- _WHAT THIS TASK INVOLVES_:
In the entries below, find the lines that contain the word "Составленъ" and copy them.

[Stored records]
◆ ◆ ◆ ◆ ◆ ◆ ◆

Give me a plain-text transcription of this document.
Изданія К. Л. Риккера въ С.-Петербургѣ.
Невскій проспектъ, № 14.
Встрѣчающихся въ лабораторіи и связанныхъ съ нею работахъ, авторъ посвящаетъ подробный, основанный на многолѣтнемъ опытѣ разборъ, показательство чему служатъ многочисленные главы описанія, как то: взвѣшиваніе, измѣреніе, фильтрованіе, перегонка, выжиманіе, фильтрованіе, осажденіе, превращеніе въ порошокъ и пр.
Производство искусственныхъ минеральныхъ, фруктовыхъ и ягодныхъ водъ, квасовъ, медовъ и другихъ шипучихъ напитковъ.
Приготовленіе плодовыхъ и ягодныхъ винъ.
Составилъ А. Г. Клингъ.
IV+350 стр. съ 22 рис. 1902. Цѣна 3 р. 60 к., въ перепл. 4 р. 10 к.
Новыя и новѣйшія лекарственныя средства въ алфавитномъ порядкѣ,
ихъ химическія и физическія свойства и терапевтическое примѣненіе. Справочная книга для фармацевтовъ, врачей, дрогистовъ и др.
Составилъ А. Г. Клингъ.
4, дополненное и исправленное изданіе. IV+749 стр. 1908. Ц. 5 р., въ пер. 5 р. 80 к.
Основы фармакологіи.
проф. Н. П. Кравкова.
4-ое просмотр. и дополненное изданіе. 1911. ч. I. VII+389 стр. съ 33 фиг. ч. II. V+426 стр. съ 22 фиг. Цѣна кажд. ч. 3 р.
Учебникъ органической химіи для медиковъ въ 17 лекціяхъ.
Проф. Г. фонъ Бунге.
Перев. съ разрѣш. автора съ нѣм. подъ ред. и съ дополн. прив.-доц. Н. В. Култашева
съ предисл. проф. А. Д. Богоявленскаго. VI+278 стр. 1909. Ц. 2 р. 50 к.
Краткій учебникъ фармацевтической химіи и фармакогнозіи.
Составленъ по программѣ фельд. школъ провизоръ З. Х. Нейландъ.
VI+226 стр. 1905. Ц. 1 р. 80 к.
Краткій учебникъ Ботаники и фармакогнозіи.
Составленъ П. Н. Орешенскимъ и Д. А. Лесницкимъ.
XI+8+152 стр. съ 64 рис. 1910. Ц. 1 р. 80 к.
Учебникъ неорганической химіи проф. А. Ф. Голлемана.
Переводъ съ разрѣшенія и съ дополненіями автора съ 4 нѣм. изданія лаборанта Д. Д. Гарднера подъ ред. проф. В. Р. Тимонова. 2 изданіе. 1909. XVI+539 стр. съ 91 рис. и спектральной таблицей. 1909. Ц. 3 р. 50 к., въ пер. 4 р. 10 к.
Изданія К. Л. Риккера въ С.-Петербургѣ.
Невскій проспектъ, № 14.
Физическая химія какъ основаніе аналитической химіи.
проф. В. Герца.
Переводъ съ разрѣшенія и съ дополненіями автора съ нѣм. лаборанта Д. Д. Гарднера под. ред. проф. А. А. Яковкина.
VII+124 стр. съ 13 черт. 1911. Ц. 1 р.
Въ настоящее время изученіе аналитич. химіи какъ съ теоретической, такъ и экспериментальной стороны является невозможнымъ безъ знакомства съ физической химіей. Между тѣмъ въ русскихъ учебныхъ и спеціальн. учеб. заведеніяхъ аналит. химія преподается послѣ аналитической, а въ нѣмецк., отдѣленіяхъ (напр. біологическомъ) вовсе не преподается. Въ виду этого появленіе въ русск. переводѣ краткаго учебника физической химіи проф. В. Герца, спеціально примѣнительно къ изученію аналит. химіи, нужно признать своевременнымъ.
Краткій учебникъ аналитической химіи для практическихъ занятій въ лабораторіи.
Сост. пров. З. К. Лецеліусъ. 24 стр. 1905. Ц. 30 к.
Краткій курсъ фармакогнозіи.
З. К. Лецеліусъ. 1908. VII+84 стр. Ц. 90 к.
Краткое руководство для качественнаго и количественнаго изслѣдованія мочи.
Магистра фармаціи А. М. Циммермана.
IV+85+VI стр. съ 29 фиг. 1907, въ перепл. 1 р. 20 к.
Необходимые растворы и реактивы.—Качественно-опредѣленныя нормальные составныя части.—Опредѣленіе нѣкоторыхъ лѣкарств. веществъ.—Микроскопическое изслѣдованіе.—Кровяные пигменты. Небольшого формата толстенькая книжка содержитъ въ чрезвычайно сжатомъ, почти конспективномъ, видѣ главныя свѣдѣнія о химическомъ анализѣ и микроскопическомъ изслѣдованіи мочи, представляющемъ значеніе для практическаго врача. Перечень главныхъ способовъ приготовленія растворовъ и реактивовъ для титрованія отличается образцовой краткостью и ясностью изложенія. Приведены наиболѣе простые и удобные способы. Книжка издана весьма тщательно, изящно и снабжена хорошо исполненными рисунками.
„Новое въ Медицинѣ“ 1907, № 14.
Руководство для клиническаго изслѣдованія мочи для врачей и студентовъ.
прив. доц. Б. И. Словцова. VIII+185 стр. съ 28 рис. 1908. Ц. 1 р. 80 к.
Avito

◆ ◆ ◆ ◆ ◆ ◆ ◆

- _FINISHED ANSWER_:
Составленъ по программѣ фельд. школъ провизоръ З. Х. Нейландъ.
Составленъ П. Н. Орешенскимъ и Д. А. Лесницкимъ.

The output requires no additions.